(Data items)
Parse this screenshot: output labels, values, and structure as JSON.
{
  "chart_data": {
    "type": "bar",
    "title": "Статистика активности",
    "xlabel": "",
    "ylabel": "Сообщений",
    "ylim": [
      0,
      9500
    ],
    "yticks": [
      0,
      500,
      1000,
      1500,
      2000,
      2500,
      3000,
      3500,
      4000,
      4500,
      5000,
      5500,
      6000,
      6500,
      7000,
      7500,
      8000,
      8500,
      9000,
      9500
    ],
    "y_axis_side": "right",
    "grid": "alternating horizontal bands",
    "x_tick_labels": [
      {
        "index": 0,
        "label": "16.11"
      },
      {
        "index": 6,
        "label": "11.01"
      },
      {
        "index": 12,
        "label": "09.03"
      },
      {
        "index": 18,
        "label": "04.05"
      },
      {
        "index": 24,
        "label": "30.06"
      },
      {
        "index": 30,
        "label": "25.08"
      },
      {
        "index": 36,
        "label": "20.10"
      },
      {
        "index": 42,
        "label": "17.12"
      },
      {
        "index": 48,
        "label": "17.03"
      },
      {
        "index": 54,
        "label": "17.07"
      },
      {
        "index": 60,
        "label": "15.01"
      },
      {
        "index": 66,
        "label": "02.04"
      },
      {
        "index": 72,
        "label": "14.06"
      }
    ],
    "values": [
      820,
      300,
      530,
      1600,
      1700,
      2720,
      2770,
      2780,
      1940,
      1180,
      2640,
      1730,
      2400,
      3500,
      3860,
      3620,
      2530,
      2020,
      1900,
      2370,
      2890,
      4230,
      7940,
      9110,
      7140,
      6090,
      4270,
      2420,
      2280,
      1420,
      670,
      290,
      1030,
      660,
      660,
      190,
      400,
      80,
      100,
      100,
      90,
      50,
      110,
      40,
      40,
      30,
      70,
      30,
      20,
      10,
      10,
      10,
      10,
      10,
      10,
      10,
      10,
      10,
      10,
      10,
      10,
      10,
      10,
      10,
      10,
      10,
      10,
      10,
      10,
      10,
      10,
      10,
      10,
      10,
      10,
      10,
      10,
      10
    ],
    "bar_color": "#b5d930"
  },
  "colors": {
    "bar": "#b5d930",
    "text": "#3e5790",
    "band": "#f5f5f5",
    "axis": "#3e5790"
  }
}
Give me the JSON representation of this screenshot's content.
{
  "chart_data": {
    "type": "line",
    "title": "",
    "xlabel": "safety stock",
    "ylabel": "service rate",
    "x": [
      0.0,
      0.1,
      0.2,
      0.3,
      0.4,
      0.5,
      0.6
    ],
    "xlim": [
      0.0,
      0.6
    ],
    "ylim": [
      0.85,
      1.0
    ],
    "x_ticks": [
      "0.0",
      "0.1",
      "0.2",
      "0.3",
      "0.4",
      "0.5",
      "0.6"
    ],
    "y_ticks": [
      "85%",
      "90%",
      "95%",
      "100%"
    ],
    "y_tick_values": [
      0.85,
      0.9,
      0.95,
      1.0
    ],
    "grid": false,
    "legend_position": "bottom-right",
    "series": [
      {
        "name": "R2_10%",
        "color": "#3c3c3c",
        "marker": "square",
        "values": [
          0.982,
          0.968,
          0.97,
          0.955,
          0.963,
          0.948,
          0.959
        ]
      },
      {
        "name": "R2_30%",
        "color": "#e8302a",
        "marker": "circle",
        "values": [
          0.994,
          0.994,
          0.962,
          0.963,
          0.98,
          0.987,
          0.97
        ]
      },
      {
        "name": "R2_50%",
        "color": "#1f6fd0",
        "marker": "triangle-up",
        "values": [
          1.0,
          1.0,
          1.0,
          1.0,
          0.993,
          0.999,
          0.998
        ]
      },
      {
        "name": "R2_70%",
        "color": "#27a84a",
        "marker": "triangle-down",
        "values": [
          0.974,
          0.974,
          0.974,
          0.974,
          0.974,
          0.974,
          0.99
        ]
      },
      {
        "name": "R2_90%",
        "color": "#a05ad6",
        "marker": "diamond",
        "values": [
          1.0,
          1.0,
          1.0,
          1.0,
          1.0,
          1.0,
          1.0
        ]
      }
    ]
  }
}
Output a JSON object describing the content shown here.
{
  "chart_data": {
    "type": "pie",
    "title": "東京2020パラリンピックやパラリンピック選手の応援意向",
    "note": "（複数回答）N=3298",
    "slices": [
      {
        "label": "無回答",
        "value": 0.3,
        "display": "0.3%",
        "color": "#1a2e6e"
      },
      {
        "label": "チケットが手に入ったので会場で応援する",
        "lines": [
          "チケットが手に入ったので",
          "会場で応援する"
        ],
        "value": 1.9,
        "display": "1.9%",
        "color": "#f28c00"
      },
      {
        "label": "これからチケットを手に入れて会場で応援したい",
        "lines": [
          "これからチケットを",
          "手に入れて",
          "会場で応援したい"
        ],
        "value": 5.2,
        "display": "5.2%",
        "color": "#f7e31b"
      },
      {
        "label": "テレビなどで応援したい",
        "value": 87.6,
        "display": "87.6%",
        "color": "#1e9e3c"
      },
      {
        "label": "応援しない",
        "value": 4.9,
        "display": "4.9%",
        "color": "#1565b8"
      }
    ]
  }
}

TASK GOAL: Type out the entries again, word for word.

RIGHT ANSWER:
Parse this screenshot: output labels, values, and structure as JSON.
{
  "chart_data": {
    "type": "bar",
    "title": "Статистика активности",
    "xlabel": "",
    "ylabel": "Сообщений",
    "ylim": [
      0,
      9500
    ],
    "yticks": [
      0,
      500,
      1000,
      1500,
      2000,
      2500,
      3000,
      3500,
      4000,
      4500,
      5000,
      5500,
      6000,
      6500,
      7000,
      7500,
      8000,
      8500,
      9000,
      9500
    ],
    "y_axis_side": "right",
    "grid": "alternating horizontal bands",
    "x_tick_labels": [
      {
        "index": 0,
        "label": "16.11"
      },
      {
        "index": 6,
        "label": "11.01"
      },
      {
        "index": 12,
        "label": "09.03"
      },
      {
        "index": 18,
        "label": "04.05"
      },
      {
        "index": 24,
        "label": "30.06"
      },
      {
        "index": 30,
        "label": "25.08"
      },
      {
        "index": 36,
        "label": "20.10"
      },
      {
        "index": 42,
        "label": "17.12"
      },
      {
        "index": 48,
        "label": "17.03"
      },
      {
        "index": 54,
        "label": "17.07"
      },
      {
        "index": 60,
        "label": "15.01"
      },
      {
        "index": 66,
        "label": "02.04"
      },
      {
        "index": 72,
        "label": "14.06"
      }
    ],
    "values": [
      820,
      300,
      530,
      1600,
      1700,
      2720,
      2770,
      2780,
      1940,
      1180,
      2640,
      1730,
      2400,
      3500,
      3860,
      3620,
      2530,
      2020,
      1900,
      2370,
      2890,
      4230,
      7940,
      9110,
      7140,
      6090,
      4270,
      2420,
      2280,
      1420,
      670,
      290,
      1030,
      660,
      660,
      190,
      400,
      80,
      100,
      100,
      90,
      50,
      110,
      40,
      40,
      30,
      70,
      30,
      20,
      10,
      10,
      10,
      10,
      10,
      10,
      10,
      10,
      10,
      10,
      10,
      10,
      10,
      10,
      10,
      10,
      10,
      10,
      10,
      10,
      10,
      10,
      10,
      10,
      10,
      10,
      10,
      10,
      10
    ],
    "bar_color": "#b5d930"
  },
  "colors": {
    "bar": "#b5d930",
    "text": "#3e5790",
    "band": "#f5f5f5",
    "axis": "#3e5790"
  }
}
Give me the JSON representation of this screenshot's content.
{
  "chart_data": {
    "type": "line",
    "title": "",
    "xlabel": "safety stock",
    "ylabel": "service rate",
    "x": [
      0.0,
      0.1,
      0.2,
      0.3,
      0.4,
      0.5,
      0.6
    ],
    "xlim": [
      0.0,
      0.6
    ],
    "ylim": [
      0.85,
      1.0
    ],
    "x_ticks": [
      "0.0",
      "0.1",
      "0.2",
      "0.3",
      "0.4",
      "0.5",
      "0.6"
    ],
    "y_ticks": [
      "85%",
      "90%",
      "95%",
      "100%"
    ],
    "y_tick_values": [
      0.85,
      0.9,
      0.95,
      1.0
    ],
    "grid": false,
    "legend_position": "bottom-right",
    "series": [
      {
        "name": "R2_10%",
        "color": "#3c3c3c",
        "marker": "square",
        "values": [
          0.982,
          0.968,
          0.97,
          0.955,
          0.963,
          0.948,
          0.959
        ]
      },
      {
        "name": "R2_30%",
        "color": "#e8302a",
        "marker": "circle",
        "values": [
          0.994,
          0.994,
          0.962,
          0.963,
          0.98,
          0.987,
          0.97
        ]
      },
      {
        "name": "R2_50%",
        "color": "#1f6fd0",
        "marker": "triangle-up",
        "values": [
          1.0,
          1.0,
          1.0,
          1.0,
          0.993,
          0.999,
          0.998
        ]
      },
      {
        "name": "R2_70%",
        "color": "#27a84a",
        "marker": "triangle-down",
        "values": [
          0.974,
          0.974,
          0.974,
          0.974,
          0.974,
          0.974,
          0.99
        ]
      },
      {
        "name": "R2_90%",
        "color": "#a05ad6",
        "marker": "diamond",
        "values": [
          1.0,
          1.0,
          1.0,
          1.0,
          1.0,
          1.0,
          1.0
        ]
      }
    ]
  }
}
Output a JSON object describing the content shown here.
{
  "chart_data": {
    "type": "pie",
    "title": "東京2020パラリンピックやパラリンピック選手の応援意向",
    "note": "（複数回答）N=3298",
    "slices": [
      {
        "label": "無回答",
        "value": 0.3,
        "display": "0.3%",
        "color": "#1a2e6e"
      },
      {
        "label": "チケットが手に入ったので会場で応援する",
        "lines": [
          "チケットが手に入ったので",
          "会場で応援する"
        ],
        "value": 1.9,
        "display": "1.9%",
        "color": "#f28c00"
      },
      {
        "label": "これからチケットを手に入れて会場で応援したい",
        "lines": [
          "これからチケットを",
          "手に入れて",
          "会場で応援したい"
        ],
        "value": 5.2,
        "display": "5.2%",
        "color": "#f7e31b"
      },
      {
        "label": "テレビなどで応援したい",
        "value": 87.6,
        "display": "87.6%",
        "color": "#1e9e3c"
      },
      {
        "label": "応援しない",
        "value": 4.9,
        "display": "4.9%",
        "color": "#1565b8"
      }
    ]
  }
}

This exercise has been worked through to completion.